### Instructions to follow
Quote the data below in full, please, without altering anything.

### Stored records
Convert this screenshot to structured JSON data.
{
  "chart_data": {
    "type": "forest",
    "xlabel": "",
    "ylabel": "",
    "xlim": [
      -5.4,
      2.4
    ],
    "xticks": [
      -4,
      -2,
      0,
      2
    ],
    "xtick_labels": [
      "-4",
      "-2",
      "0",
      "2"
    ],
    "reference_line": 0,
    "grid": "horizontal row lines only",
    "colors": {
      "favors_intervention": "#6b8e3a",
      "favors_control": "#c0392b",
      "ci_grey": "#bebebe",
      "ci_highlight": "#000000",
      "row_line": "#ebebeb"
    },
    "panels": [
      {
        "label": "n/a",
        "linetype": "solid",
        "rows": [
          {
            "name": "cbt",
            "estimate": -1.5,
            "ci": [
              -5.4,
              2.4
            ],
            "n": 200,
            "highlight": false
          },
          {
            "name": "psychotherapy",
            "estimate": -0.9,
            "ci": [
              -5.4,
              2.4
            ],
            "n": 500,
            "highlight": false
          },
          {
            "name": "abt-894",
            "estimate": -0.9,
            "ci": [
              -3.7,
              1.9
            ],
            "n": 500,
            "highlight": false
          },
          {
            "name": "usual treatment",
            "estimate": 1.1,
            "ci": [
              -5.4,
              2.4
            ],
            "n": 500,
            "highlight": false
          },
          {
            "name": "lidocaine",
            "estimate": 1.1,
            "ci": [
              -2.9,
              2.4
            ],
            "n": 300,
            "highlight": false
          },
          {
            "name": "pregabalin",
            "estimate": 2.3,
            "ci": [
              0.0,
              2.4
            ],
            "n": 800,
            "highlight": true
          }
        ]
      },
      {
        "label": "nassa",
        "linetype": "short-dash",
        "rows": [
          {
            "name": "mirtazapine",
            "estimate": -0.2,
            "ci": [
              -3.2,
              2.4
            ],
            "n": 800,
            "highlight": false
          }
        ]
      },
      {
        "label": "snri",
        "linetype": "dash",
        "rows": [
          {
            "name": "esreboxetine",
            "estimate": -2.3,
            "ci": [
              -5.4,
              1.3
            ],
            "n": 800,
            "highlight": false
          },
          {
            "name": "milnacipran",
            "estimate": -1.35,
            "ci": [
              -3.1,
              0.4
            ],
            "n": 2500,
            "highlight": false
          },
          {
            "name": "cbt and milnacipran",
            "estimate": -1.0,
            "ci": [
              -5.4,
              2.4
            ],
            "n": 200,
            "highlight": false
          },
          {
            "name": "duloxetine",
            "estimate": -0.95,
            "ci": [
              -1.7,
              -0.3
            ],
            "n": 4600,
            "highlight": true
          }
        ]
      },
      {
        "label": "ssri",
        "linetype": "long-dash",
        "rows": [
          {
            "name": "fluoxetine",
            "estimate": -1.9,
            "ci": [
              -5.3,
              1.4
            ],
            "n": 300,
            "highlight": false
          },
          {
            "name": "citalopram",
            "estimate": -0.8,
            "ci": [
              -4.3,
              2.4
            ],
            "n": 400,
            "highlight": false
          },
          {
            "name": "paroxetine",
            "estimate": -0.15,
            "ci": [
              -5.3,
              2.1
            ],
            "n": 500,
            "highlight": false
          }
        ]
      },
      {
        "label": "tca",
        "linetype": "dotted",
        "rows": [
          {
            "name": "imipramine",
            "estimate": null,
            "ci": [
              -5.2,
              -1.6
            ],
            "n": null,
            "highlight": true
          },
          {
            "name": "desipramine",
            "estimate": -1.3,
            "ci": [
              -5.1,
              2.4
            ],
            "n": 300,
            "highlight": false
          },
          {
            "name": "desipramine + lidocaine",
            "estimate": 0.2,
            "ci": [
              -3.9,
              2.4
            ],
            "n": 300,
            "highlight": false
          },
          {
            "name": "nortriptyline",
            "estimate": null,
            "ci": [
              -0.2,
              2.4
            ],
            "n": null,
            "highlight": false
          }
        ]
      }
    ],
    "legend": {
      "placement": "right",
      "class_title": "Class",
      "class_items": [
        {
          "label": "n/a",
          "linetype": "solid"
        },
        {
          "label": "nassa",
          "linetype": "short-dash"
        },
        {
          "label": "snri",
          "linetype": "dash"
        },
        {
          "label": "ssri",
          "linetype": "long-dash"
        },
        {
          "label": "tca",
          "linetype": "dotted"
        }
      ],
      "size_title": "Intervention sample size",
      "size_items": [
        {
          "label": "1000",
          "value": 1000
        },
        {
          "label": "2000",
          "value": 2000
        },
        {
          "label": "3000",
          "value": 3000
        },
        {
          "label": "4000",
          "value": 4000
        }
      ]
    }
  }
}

### Correct answer
Convert this screenshot to structured JSON data.
{
  "chart_data": {
    "type": "forest",
    "xlabel": "",
    "ylabel": "",
    "xlim": [
      -5.4,
      2.4
    ],
    "xticks": [
      -4,
      -2,
      0,
      2
    ],
    "xtick_labels": [
      "-4",
      "-2",
      "0",
      "2"
    ],
    "reference_line": 0,
    "grid": "horizontal row lines only",
    "colors": {
      "favors_intervention": "#6b8e3a",
      "favors_control": "#c0392b",
      "ci_grey": "#bebebe",
      "ci_highlight": "#000000",
      "row_line": "#ebebeb"
    },
    "panels": [
      {
        "label": "n/a",
        "linetype": "solid",
        "rows": [
          {
            "name": "cbt",
            "estimate": -1.5,
            "ci": [
              -5.4,
              2.4
            ],
            "n": 200,
            "highlight": false
          },
          {
            "name": "psychotherapy",
            "estimate": -0.9,
            "ci": [
              -5.4,
              2.4
            ],
            "n": 500,
            "highlight": false
          },
          {
            "name": "abt-894",
            "estimate": -0.9,
            "ci": [
              -3.7,
              1.9
            ],
            "n": 500,
            "highlight": false
          },
          {
            "name": "usual treatment",
            "estimate": 1.1,
            "ci": [
              -5.4,
              2.4
            ],
            "n": 500,
            "highlight": false
          },
          {
            "name": "lidocaine",
            "estimate": 1.1,
            "ci": [
              -2.9,
              2.4
            ],
            "n": 300,
            "highlight": false
          },
          {
            "name": "pregabalin",
            "estimate": 2.3,
            "ci": [
              0.0,
              2.4
            ],
            "n": 800,
            "highlight": true
          }
        ]
      },
      {
        "label": "nassa",
        "linetype": "short-dash",
        "rows": [
          {
            "name": "mirtazapine",
            "estimate": -0.2,
            "ci": [
              -3.2,
              2.4
            ],
            "n": 800,
            "highlight": false
          }
        ]
      },
      {
        "label": "snri",
        "linetype": "dash",
        "rows": [
          {
            "name": "esreboxetine",
            "estimate": -2.3,
            "ci": [
              -5.4,
              1.3
            ],
            "n": 800,
            "highlight": false
          },
          {
            "name": "milnacipran",
            "estimate": -1.35,
            "ci": [
              -3.1,
              0.4
            ],
            "n": 2500,
            "highlight": false
          },
          {
            "name": "cbt and milnacipran",
            "estimate": -1.0,
            "ci": [
              -5.4,
              2.4
            ],
            "n": 200,
            "highlight": false
          },
          {
            "name": "duloxetine",
            "estimate": -0.95,
            "ci": [
              -1.7,
              -0.3
            ],
            "n": 4600,
            "highlight": true
          }
        ]
      },
      {
        "label": "ssri",
        "linetype": "long-dash",
        "rows": [
          {
            "name": "fluoxetine",
            "estimate": -1.9,
            "ci": [
              -5.3,
              1.4
            ],
            "n": 300,
            "highlight": false
          },
          {
            "name": "citalopram",
            "estimate": -0.8,
            "ci": [
              -4.3,
              2.4
            ],
            "n": 400,
            "highlight": false
          },
          {
            "name": "paroxetine",
            "estimate": -0.15,
            "ci": [
              -5.3,
              2.1
            ],
            "n": 500,
            "highlight": false
          }
        ]
      },
      {
        "label": "tca",
        "linetype": "dotted",
        "rows": [
          {
            "name": "imipramine",
            "estimate": null,
            "ci": [
              -5.2,
              -1.6
            ],
            "n": null,
            "highlight": true
          },
          {
            "name": "desipramine",
            "estimate": -1.3,
            "ci": [
              -5.1,
              2.4
            ],
            "n": 300,
            "highlight": false
          },
          {
            "name": "desipramine + lidocaine",
            "estimate": 0.2,
            "ci": [
              -3.9,
              2.4
            ],
            "n": 300,
            "highlight": false
          },
          {
            "name": "nortriptyline",
            "estimate": null,
            "ci": [
              -0.2,
              2.4
            ],
            "n": null,
            "highlight": false
          }
        ]
      }
    ],
    "legend": {
      "placement": "right",
      "class_title": "Class",
      "class_items": [
        {
          "label": "n/a",
          "linetype": "solid"
        },
        {
          "label": "nassa",
          "linetype": "short-dash"
        },
        {
          "label": "snri",
          "linetype": "dash"
        },
        {
          "label": "ssri",
          "linetype": "long-dash"
        },
        {
          "label": "tca",
          "linetype": "dotted"
        }
      ],
      "size_title": "Intervention sample size",
      "size_items": [
        {
          "label": "1000",
          "value": 1000
        },
        {
          "label": "2000",
          "value": 2000
        },
        {
          "label": "3000",
          "value": 3000
        },
        {
          "label": "4000",
          "value": 4000
        }
      ]
    }
  }
}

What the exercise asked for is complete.